### [Things to do]
**A.** Please rewrite the stretch of the article on U.S. Route 84 special routes from "Business U.S. Route 84-E" through "of its length.", changing "Slaton" to "Post".
**B.** Answer these questions from the article on U.S. Route 84 special routes:
(i) At least how many special routes of U.S. Route 84 have existed?
(ii) What designation did the Slaton business loop carry from 1965 to 1991?
(iii) Which town does Business U.S. Route 84-G travel through?
**C.** Extend the article on U.S. Route 84 special routes, picking up after its final sentence.

### [Text section]
- - -

Location
- Country: United States

Highway system
- United States Numbered Highway System; List; Special; Divided;

= Special routes of U.S. Route 84 =

At least 13 special routes of U.S. Route 84 have existed.

==Texas==
===Lubbock business route===

Business U.S. Route 84-D is a business route of US 84 that travels through Lubbock. It begins at the intersection of US 84 and FM 2641 and runs southeast to the intersection of US 84 and County Road 9657, following the former routing of US 84, which is planned to be rerouted along Loop 88.

===Slaton business loop===

Business U.S. Route 84-E (Bus. US 84-E) is a business route of US 84 that travels through Slaton. The highway is concurrent with FM 400 for most of its length.

The highway was previously designated as Loop 251 from 1965 to 1991.

- Junction list

| mi | km | Destinations | Notes |
| 0.0 | 0.0 | US 84 west | Interchange; westbound exit and eastbound entrance |
| 0.8 | 1.3 | FM 400 north – Plainview, Slaton Municipal Airport | West end of FM 400 overlap |
| 2.5 | 4.0 | FM 41 west (West Division Street) |  |
| 3.3 | 5.3 | To FM 2150 / Borden Street |  |
| 3.5 | 5.6 | US 84 / FM 400 south | Interchange; east end of FM 400 overlap |
1.000 mi = 1.609 km; 1.000 km = 0.621 mi Concurrency terminus; Incomplete access;

===Snyder business loop===

Business U.S. Route 84-G (Bus. US 84-G) is a business route of US 84 that travels through the town of Snyder.

- - -

[Document layout analysis data]

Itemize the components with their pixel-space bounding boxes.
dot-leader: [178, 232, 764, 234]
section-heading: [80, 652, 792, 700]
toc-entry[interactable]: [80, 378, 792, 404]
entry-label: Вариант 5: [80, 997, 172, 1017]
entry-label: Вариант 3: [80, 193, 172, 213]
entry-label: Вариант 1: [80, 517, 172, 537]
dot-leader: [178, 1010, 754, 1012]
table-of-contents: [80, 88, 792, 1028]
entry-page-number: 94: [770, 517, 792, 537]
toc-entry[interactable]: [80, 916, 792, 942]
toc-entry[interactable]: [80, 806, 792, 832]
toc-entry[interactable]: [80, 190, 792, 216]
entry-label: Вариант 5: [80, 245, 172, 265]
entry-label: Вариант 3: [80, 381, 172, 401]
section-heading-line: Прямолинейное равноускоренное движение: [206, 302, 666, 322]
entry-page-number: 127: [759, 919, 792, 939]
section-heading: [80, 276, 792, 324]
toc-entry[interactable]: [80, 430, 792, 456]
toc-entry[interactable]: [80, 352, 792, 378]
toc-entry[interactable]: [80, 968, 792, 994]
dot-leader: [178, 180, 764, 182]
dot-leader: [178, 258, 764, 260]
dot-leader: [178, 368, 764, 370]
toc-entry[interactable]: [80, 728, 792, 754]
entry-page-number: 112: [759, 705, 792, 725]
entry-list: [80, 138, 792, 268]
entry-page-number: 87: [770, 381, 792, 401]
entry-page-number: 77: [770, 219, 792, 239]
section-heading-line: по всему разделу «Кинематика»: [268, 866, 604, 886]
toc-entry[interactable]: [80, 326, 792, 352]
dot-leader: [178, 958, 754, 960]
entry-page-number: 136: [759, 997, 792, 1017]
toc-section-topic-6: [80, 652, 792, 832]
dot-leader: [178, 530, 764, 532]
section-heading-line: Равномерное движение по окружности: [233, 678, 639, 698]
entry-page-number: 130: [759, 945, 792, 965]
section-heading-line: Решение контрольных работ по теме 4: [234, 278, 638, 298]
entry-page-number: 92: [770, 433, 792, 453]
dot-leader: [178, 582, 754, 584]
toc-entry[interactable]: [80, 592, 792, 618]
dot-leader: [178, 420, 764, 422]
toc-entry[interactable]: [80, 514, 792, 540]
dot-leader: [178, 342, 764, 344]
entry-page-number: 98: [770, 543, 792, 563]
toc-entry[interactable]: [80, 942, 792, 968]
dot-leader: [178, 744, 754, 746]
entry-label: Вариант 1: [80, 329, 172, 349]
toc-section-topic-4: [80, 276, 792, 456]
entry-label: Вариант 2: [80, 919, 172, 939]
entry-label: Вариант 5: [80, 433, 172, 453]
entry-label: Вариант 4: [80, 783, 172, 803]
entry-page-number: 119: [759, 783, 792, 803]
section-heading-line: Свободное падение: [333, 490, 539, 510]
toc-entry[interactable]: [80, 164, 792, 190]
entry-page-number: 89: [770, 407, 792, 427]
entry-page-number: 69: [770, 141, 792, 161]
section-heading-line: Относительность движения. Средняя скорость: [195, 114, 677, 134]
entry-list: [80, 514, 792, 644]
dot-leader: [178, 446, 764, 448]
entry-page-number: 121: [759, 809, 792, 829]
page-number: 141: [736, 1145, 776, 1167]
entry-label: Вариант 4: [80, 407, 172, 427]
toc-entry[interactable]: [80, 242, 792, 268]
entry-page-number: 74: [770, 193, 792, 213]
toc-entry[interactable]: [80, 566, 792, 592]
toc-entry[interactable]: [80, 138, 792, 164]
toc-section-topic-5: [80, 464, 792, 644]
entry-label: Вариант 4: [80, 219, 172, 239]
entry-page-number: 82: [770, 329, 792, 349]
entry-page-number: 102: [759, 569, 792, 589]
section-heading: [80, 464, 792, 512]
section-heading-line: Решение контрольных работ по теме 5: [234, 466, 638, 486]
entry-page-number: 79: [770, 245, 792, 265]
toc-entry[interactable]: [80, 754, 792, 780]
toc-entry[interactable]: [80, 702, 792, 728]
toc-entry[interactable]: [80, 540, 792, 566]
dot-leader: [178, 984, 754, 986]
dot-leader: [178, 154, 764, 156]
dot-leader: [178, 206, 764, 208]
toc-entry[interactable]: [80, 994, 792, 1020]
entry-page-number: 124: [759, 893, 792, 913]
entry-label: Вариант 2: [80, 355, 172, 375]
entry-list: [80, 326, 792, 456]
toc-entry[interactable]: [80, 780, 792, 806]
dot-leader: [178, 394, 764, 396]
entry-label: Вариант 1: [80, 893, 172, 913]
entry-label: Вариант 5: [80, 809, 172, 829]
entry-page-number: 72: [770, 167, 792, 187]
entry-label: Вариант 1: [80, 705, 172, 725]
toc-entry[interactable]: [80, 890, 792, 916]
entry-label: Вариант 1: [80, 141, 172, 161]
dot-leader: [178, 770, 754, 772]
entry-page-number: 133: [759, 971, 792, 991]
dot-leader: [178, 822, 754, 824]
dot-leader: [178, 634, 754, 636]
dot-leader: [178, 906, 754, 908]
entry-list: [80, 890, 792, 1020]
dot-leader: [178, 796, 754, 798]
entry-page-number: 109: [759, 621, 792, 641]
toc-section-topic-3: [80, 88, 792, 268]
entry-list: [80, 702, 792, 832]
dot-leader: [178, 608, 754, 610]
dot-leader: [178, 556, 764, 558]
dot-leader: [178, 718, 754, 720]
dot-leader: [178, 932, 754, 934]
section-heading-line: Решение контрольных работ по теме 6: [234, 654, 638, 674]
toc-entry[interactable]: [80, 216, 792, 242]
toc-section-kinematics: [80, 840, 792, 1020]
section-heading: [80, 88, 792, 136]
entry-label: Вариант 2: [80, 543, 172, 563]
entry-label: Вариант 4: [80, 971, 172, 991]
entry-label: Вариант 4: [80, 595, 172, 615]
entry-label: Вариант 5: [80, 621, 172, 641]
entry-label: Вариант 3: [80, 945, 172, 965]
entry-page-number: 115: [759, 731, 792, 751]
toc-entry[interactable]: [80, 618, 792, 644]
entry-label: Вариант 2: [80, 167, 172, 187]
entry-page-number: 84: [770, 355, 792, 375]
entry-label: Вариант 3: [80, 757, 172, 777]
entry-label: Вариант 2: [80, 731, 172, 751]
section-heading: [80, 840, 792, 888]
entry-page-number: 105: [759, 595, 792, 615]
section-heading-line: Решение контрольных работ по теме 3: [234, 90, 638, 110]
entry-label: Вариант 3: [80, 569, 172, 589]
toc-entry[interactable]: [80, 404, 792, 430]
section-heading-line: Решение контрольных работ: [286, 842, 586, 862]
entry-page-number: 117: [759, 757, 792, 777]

- - -

### [Solved problems]
**A.**
Business U.S. Route 84-E (Bus. US 84-E) is a business route of US 84 that travels through Post. The highway is concurrent with FM 400 for most of its length.

**B.**
(i) 13
(ii) Loop 251
(iii) Snyder

**C.**
Bus. US 84-G begins at an interchange with US 84 / FM 1611 northwest of the town. The highway travels in a southeastern direction through rural farming areas before entering the Snyder city limits near an intersection with Huffman Avenue. In Snyder, Bus. US 84-G travels along Lubbock Highway through an industrial area of the town then begins an overlap with SH 208 near 13th Street. The two highways travel in a southern direction along College Avenue then turn east at US 180 / SH 350 at the town square, beginning an overlap with the former. Bus. US 84-G travels east along 25th Street with US 180 / SH 208, with the roadway turning southeast near Avenue H onto Coliseum Drive. The business route leaves the overlap with US 180 and SH 208 in southeastern Snyder and leaves the city limits before ending at an interchange with US 84.

The highway was previously designated as Loop 401 from 1964 to 1990.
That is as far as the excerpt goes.